[Listed entries]
******************************

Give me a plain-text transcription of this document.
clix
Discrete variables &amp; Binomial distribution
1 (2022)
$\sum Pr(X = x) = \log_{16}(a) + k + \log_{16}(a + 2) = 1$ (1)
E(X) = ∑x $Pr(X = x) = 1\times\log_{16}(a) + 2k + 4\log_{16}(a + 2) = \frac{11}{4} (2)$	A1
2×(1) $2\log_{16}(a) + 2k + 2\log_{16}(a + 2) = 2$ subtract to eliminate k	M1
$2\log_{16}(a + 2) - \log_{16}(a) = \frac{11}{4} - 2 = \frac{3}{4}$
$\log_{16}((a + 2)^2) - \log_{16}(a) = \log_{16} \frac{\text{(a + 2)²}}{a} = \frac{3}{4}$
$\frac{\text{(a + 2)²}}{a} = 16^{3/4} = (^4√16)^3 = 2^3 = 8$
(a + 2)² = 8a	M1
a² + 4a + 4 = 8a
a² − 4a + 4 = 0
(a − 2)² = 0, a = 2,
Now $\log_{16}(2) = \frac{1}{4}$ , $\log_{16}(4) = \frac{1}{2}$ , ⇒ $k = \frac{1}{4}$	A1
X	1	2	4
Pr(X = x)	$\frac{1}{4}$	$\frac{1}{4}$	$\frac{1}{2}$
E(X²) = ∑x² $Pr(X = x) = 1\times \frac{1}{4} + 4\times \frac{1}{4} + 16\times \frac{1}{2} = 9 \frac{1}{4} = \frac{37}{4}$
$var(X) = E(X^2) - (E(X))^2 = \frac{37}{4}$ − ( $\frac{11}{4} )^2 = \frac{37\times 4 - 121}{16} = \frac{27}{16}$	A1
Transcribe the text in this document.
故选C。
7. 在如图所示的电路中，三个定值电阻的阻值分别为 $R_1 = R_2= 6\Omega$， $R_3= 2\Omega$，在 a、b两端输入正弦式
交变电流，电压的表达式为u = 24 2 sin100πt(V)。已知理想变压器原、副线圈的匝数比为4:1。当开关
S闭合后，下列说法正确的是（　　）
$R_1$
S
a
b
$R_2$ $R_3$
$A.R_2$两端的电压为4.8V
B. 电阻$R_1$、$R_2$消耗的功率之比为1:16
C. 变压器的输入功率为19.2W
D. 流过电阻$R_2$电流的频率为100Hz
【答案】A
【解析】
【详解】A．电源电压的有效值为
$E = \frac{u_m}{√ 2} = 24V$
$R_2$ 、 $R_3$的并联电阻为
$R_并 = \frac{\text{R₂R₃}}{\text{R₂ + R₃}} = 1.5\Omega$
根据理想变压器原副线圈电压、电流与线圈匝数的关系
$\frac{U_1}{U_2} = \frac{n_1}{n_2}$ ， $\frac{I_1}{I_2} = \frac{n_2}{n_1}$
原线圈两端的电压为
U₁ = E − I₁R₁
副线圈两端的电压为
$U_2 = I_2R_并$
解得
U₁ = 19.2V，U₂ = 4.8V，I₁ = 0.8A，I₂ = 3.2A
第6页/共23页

******************************

Isolate the lines that hold the word "times" and copy all of them.

E(X) = ∑x $Pr(X = x) = 1\times\log_{16}(a) + 2k + 4\log_{16}(a + 2) = \frac{11}{4} (2)$	A1
E(X²) = ∑x² $Pr(X = x) = 1\times \frac{1}{4} + 4\times \frac{1}{4} + 16\times \frac{1}{2} = 9 \frac{1}{4} = \frac{37}{4}$
$var(X) = E(X^2) - (E(X))^2 = \frac{37}{4}$ − ( $\frac{11}{4} )^2 = \frac{37\times 4 - 121}{16} = \frac{27}{16}$	A1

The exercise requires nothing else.